BEGIN RECORDS FOR PROCESSING

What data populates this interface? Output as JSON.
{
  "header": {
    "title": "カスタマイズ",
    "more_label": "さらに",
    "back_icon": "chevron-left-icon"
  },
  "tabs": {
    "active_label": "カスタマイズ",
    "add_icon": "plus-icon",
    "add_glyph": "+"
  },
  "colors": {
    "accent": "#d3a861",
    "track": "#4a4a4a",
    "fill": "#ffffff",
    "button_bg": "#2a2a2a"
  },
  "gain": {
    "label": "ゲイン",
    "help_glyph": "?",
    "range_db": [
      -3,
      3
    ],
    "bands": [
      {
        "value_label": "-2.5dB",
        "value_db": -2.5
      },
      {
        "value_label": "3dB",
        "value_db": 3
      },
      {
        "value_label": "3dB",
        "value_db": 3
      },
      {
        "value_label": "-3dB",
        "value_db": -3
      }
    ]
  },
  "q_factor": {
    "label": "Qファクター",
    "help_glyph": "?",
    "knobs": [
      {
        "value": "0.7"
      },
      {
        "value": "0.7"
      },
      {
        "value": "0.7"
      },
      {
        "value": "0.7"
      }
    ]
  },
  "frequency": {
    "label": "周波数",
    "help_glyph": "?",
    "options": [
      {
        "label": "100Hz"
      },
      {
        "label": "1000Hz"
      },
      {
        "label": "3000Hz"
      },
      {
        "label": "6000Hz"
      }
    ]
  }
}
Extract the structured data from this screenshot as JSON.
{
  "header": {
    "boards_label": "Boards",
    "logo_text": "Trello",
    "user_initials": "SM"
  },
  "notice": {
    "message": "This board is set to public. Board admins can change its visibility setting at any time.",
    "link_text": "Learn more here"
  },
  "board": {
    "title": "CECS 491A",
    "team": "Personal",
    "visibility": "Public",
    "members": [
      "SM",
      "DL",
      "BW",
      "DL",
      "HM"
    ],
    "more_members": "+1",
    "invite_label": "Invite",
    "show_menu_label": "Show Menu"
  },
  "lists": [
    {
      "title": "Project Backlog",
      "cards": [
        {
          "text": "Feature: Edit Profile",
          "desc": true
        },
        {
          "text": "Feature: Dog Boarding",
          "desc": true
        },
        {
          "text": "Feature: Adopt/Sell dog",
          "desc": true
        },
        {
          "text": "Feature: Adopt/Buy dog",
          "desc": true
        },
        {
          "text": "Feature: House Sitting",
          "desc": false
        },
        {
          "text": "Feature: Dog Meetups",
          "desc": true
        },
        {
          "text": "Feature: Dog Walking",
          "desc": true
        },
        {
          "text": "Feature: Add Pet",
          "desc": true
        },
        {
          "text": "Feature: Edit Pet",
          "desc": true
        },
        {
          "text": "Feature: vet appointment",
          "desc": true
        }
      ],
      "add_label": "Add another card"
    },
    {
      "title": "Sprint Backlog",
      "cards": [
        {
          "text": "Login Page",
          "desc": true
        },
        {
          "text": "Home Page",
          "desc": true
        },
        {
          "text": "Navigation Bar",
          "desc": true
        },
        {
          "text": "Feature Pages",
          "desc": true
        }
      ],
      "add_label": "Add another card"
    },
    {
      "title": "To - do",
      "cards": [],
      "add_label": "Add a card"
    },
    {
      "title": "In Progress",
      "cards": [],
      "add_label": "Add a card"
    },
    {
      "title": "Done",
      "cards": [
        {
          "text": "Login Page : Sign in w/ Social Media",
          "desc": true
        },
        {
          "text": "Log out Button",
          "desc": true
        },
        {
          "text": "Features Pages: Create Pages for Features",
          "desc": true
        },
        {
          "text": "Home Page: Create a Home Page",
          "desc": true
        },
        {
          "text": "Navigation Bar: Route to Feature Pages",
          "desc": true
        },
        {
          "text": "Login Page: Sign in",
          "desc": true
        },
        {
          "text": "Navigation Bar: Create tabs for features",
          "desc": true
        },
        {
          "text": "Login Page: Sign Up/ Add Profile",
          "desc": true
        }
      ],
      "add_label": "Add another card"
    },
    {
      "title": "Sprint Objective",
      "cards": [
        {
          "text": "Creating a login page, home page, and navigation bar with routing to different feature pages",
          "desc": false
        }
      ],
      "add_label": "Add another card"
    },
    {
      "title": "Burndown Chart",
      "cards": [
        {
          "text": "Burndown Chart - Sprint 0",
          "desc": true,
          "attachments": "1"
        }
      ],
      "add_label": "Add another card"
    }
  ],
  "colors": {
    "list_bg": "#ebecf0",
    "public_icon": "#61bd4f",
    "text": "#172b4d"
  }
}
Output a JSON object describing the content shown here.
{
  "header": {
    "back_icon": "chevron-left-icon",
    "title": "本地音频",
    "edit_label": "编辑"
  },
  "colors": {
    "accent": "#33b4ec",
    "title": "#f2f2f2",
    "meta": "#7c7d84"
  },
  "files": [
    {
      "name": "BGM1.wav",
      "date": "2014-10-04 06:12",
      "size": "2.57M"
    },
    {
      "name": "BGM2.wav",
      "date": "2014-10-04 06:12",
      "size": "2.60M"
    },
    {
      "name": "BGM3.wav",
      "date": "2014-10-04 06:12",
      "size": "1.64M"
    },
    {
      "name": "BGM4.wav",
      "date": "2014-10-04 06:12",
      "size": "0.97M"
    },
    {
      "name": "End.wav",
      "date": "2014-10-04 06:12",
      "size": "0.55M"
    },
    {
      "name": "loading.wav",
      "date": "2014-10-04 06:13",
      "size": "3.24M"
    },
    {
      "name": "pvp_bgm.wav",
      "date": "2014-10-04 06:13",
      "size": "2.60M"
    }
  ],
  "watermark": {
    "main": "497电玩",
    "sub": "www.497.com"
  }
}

END RECORDS FOR PROCESSING

EXERCISE – Pull out every line above that holds the word "Chart".

SOLUTION FOR THIS TASK –
      "title": "Burndown Chart",
          "text": "Burndown Chart - Sprint 0",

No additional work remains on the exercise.